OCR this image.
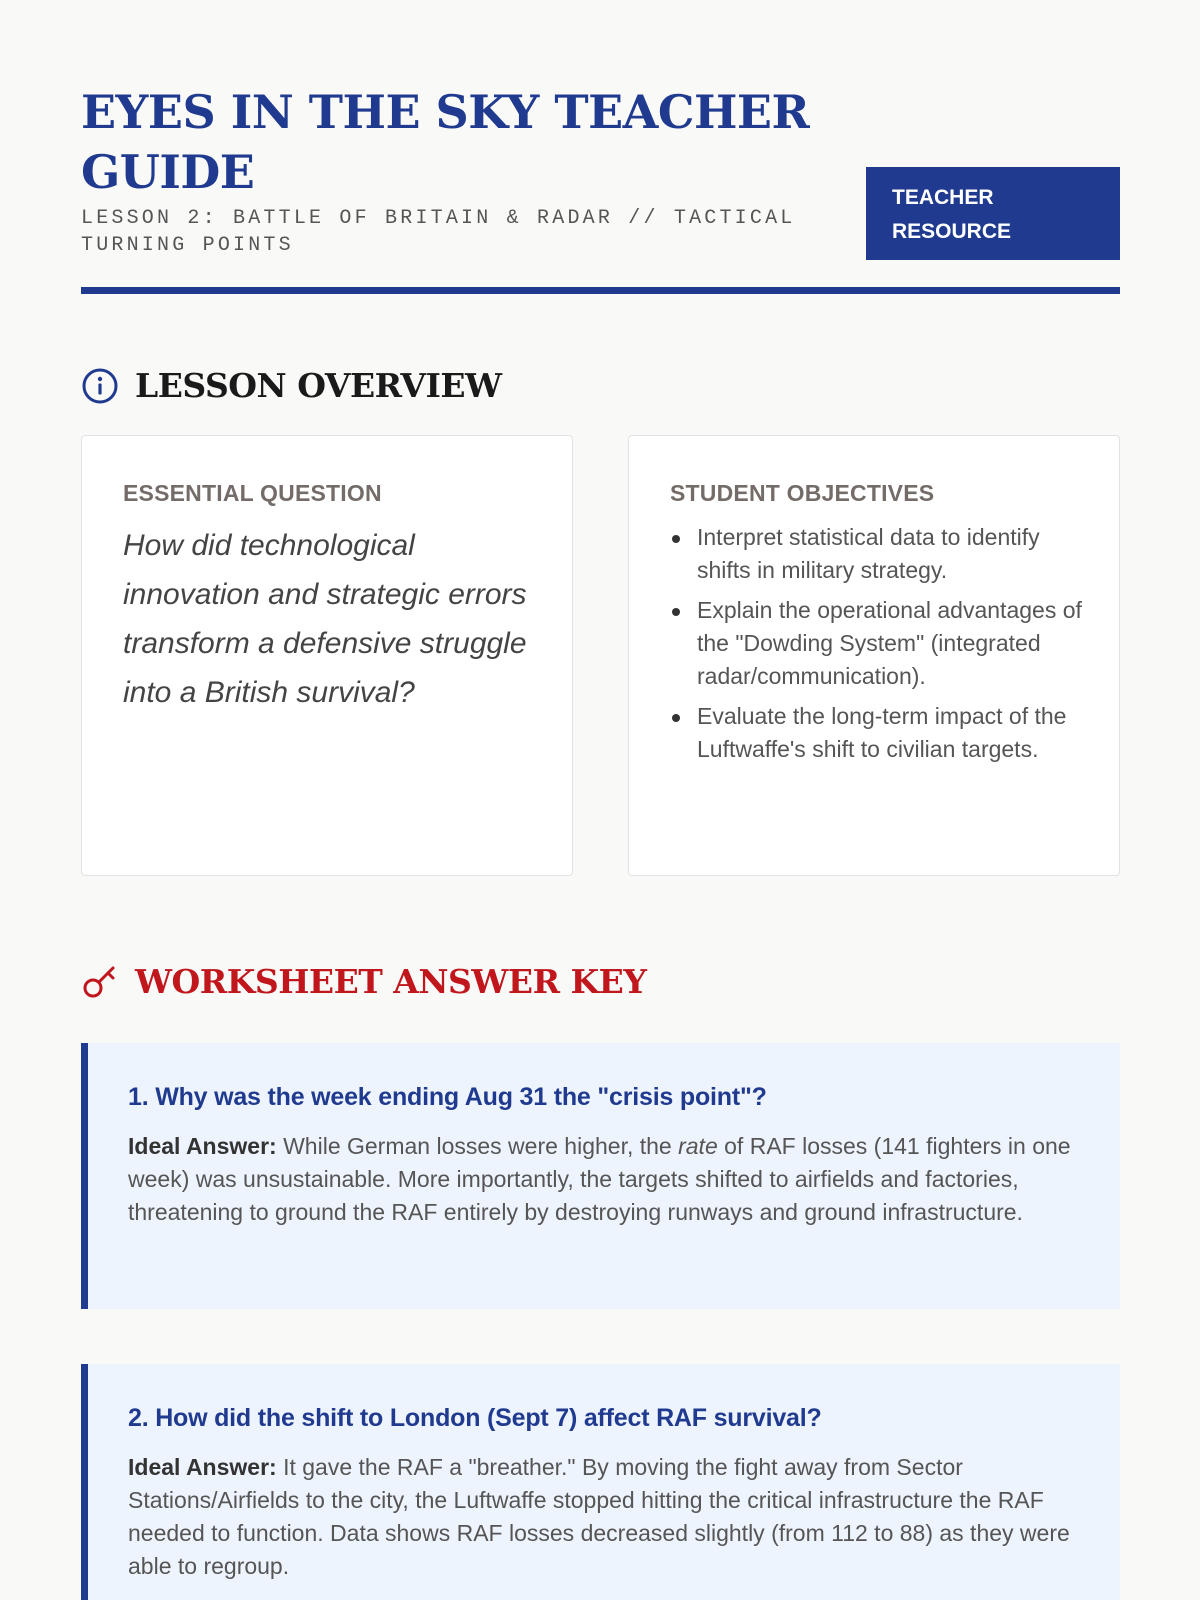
EYES IN THE SKY TEACHER GUIDE
LESSON 2: BATTLE OF BRITAIN & RADAR // TACTICAL TURNING POINTS
TEACHER RESOURCE
LESSON OVERVIEW
ESSENTIAL QUESTION
How did technological innovation and strategic errors transform a defensive struggle into a British survival?
STUDENT OBJECTIVES
Interpret statistical data to identify shifts in military strategy.
Explain the operational advantages of the "Dowding System" (integrated radar/communication).
Evaluate the long-term impact of the Luftwaffe's shift to civilian targets.
WORKSHEET ANSWER KEY
1. Why was the week ending Aug 31 the "crisis point"?

Ideal Answer: While German losses were higher, the rate of RAF losses (141 fighters in one week) was unsustainable. More importantly, the targets shifted to airfields and factories, threatening to ground the RAF entirely by destroying runways and ground infrastructure.

2. How did the shift to London (Sept 7) affect RAF survival?

Ideal Answer: It gave the RAF a "breather." By moving the fight away from Sector Stations/Airfields to the city, the Luftwaffe stopped hitting the critical infrastructure the RAF needed to function. Data shows RAF losses decreased slightly (from 112 to 88) as they were able to regroup.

# WHAT TO WORK ON
Write the listing above out again exactly, dropping each image.

# ANSWER IN FULL
OCR this image.
EYES IN THE SKY TEACHER GUIDE
LESSON 2: BATTLE OF BRITAIN & RADAR // TACTICAL TURNING POINTS
TEACHER RESOURCE
LESSON OVERVIEW
ESSENTIAL QUESTION
How did technological innovation and strategic errors transform a defensive struggle into a British survival?
STUDENT OBJECTIVES
Interpret statistical data to identify shifts in military strategy.
Explain the operational advantages of the "Dowding System" (integrated radar/communication).
Evaluate the long-term impact of the Luftwaffe's shift to civilian targets.
WORKSHEET ANSWER KEY
1. Why was the week ending Aug 31 the "crisis point"?

Ideal Answer: While German losses were higher, the rate of RAF losses (141 fighters in one week) was unsustainable. More importantly, the targets shifted to airfields and factories, threatening to ground the RAF entirely by destroying runways and ground infrastructure.

2. How did the shift to London (Sept 7) affect RAF survival?

Ideal Answer: It gave the RAF a "breather." By moving the fight away from Sector Stations/Airfields to the city, the Luftwaffe stopped hitting the critical infrastructure the RAF needed to function. Data shows RAF losses decreased slightly (from 112 to 88) as they were able to regroup.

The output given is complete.